Alla fine il tanto atteso sì non è arrivato. Pep Guardiola ha deciso di declinare la proposta della FIGC e non sarà il nuovo commissario tecnico della Nazionale italiana. Una scelta maturata dopo giorni di riflessione e comunicata con grande rispetto nei confronti di Paolo Maldini e Leonardo – riporta La Gazzetta dello Sport – che avevano individuato nel tecnico catalano il profilo ideale per aprire un nuovo ciclo azzurro.
Secondo quanto riportato, Guardiola avrebbe ringraziato per la fiducia ricevuta, spiegando però di non sentirsi pronto ad accettare l’incarico in questo momento: “No grazie, ma non me la sento”, avrebbe spiegato l’ex Manchester City. Una risposta tutt’altro che scontata, considerando l’interesse mostrato nei confronti del progetto. L’ex allenatore del Manchester City, infatti, avrebbe preso in seria considerazione l’ipotesi di sedersi sulla panchina dell’Italia, immaginandosi anche in un ruolo mai ricoperto prima nella sua carriera.

[Dati per la comprensione di documenti]
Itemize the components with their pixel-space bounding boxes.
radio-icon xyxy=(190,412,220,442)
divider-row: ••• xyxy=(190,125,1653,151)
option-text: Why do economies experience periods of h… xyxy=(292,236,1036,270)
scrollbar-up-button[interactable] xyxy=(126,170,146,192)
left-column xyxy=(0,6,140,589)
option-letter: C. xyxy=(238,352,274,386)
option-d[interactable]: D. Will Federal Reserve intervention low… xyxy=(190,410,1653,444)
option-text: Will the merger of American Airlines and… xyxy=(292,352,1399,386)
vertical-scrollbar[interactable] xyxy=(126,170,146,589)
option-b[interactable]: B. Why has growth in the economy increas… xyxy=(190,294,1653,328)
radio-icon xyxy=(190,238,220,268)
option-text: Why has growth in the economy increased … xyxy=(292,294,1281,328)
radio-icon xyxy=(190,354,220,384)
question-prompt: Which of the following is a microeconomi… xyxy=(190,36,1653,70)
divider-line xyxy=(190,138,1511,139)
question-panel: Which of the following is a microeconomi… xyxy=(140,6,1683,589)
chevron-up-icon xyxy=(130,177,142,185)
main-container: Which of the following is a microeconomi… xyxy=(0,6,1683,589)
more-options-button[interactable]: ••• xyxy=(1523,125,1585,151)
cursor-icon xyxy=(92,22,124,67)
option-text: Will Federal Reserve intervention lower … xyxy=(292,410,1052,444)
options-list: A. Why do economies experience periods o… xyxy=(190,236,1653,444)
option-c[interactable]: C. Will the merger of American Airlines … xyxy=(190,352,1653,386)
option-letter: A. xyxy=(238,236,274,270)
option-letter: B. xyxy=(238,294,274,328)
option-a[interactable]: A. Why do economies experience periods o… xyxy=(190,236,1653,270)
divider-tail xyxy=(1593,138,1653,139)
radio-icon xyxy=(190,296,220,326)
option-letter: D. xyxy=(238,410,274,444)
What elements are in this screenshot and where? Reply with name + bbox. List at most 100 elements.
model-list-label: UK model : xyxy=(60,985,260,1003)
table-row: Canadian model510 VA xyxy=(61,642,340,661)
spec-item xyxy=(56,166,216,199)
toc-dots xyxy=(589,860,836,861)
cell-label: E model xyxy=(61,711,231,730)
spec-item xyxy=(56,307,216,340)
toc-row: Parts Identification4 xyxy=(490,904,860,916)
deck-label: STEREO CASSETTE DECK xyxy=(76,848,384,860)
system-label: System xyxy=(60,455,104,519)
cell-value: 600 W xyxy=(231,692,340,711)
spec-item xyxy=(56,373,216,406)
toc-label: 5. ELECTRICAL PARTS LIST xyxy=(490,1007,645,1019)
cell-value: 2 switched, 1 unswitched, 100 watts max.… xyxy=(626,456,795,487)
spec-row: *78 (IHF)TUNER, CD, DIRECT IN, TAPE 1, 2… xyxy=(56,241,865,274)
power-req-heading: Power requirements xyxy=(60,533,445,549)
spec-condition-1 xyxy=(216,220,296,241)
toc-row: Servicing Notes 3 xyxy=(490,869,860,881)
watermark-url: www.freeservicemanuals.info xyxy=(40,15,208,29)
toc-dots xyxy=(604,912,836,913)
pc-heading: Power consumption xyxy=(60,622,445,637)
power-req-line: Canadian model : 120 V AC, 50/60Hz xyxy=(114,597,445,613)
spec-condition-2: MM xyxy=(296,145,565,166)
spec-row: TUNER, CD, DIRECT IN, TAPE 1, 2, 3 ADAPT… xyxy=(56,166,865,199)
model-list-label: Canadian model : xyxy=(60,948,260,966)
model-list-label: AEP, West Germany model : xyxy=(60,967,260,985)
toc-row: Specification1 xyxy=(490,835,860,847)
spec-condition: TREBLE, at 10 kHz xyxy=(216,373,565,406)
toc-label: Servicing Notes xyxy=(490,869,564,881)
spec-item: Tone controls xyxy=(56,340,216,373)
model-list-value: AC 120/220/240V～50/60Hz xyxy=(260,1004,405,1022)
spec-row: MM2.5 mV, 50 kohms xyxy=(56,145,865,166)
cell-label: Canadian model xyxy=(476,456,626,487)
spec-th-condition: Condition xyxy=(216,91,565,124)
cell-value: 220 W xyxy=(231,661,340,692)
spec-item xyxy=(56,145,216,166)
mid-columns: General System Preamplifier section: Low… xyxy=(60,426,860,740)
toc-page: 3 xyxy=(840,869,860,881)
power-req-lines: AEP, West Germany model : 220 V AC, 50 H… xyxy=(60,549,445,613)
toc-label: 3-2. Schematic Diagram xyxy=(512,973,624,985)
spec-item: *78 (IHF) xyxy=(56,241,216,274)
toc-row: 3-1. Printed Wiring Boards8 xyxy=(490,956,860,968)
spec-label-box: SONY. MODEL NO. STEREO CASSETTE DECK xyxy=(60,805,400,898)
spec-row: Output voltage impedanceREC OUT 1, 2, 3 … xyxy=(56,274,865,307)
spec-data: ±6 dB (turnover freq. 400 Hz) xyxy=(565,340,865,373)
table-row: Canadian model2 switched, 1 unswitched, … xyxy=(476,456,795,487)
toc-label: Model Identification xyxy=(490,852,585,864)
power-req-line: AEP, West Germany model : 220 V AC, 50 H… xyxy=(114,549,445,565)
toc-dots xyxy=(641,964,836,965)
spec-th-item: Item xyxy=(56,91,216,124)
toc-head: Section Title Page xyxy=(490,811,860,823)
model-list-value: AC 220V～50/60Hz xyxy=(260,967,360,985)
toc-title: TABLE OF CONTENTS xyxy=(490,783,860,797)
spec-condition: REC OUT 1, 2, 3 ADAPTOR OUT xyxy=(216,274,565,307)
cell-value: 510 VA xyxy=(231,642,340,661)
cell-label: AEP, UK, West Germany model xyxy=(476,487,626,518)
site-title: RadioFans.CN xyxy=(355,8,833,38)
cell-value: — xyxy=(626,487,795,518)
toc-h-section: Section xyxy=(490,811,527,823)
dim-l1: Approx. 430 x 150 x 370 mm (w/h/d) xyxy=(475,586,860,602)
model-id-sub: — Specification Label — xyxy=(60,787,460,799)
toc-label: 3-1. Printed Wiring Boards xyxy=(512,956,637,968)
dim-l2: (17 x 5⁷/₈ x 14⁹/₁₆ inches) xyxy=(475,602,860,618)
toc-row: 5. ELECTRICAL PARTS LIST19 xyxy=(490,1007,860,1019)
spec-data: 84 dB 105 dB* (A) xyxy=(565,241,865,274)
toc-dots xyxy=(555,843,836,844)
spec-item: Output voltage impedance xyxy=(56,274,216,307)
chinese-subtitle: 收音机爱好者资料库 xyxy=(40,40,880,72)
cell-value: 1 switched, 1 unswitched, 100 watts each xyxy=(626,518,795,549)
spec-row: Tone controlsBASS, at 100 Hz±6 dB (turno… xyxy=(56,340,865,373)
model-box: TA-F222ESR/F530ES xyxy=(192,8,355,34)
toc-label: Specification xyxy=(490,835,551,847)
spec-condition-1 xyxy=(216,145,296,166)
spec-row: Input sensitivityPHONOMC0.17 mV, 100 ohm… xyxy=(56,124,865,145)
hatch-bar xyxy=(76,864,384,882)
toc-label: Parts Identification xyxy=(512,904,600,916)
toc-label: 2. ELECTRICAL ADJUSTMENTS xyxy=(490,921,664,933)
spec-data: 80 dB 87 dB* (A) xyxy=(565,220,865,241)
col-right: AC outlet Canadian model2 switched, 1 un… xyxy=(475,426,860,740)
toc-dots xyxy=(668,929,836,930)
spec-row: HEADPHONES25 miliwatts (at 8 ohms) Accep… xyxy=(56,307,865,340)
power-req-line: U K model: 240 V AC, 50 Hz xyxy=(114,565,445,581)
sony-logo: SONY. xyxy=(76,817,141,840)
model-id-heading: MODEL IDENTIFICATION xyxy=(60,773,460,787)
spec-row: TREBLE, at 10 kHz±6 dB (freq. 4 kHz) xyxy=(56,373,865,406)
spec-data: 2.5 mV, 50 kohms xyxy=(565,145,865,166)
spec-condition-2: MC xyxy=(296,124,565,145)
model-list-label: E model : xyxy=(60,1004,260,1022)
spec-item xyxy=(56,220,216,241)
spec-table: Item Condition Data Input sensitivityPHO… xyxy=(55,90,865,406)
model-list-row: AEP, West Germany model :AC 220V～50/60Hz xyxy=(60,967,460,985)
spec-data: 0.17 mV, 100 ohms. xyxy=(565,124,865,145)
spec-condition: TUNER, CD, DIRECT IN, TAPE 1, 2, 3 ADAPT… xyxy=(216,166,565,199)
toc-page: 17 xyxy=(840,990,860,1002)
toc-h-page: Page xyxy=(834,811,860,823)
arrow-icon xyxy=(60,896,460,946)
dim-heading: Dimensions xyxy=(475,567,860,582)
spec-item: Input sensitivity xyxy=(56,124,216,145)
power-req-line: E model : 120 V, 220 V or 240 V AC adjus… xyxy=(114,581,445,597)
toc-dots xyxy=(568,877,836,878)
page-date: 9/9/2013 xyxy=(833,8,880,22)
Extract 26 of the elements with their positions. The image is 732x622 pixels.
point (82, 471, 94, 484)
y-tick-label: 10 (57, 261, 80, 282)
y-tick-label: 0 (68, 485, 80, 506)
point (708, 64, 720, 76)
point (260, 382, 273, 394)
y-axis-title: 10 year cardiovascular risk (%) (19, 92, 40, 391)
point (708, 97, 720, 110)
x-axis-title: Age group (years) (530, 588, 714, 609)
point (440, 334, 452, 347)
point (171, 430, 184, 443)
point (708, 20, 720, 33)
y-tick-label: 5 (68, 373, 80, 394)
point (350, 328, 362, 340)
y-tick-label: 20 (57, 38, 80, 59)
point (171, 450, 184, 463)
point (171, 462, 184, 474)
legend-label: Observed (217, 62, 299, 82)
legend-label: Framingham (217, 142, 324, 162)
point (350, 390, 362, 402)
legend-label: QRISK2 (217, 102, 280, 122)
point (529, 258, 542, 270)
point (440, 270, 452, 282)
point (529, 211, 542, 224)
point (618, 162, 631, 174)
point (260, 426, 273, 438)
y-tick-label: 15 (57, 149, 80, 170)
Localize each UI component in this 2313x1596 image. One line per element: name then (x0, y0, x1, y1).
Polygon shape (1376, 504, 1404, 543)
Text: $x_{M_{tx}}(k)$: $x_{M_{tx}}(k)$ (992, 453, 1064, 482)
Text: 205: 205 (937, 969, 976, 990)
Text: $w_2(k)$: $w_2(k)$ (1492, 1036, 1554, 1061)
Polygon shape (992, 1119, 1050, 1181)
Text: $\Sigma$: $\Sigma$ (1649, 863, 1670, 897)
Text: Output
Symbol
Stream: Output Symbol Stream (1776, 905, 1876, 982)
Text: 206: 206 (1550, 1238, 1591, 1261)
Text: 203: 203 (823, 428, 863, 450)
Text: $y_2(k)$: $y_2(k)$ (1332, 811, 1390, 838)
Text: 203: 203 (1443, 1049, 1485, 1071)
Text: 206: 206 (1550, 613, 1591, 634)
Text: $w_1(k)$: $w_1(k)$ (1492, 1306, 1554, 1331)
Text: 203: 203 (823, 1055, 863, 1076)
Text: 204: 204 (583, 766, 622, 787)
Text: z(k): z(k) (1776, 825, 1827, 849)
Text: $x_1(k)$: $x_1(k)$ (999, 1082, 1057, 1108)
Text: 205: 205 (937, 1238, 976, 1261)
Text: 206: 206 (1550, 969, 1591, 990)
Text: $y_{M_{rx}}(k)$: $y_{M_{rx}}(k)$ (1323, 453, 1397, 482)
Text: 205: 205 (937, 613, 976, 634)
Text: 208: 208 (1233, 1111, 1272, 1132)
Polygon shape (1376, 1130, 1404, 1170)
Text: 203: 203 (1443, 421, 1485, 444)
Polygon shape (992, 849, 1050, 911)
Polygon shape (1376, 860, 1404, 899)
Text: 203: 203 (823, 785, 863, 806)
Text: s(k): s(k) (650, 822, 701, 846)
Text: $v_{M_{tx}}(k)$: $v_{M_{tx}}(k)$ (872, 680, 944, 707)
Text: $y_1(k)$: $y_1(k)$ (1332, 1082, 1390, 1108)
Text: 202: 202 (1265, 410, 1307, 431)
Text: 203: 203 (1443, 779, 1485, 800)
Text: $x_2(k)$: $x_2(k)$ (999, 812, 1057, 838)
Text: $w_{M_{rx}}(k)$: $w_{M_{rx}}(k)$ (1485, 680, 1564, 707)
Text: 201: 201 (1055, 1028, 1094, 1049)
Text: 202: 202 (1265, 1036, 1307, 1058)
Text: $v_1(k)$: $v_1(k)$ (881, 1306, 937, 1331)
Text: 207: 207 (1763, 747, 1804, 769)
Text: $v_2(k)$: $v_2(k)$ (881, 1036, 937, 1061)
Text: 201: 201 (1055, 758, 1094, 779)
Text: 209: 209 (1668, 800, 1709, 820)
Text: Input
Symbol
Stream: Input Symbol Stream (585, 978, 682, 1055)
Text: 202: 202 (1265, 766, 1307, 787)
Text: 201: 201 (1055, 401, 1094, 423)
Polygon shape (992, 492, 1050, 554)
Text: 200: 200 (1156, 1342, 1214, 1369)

ATTIVITÀ 1 —
Elenca tutte le persone citate per nome nel testo su Guardiola e la Nazionale.
ATTIVITÀ 2 —
Prosegui il testo su Guardiola e la Nazionale dopo l'ultima frase.
I record non hanno alcun legame con il testo su Guardiola e la Nazionale.

RISPOSTA SCRITTA 1 —
Pep Guardiola, Paolo Maldini, Leonardo

RISPOSTA SCRITTA 2 —
In realtà, però, la decisione di fermarsi era stata presa già da tempo. Dopo dieci stagioni alla guida del Manchester City, Guardiola aveva scelto di concedersi una pausa dal calcio e soltanto una proposta di grande prestigio avrebbe potuto convincerlo a rimettersi subito in gioco. La chiamata di Maldini e Leonardo è stata una di quelle capaci di farlo vacillare, ma non abbastanza da cambiare i suoi programmi. A pesare sulla scelta sono stati soprattutto motivi personali. Guardiola sente il bisogno di fermarsi per un po’, trascorrere più tempo con la famiglia e recuperare energie dopo anni vissuti senza sosta ai massimi livelli del calcio europeo.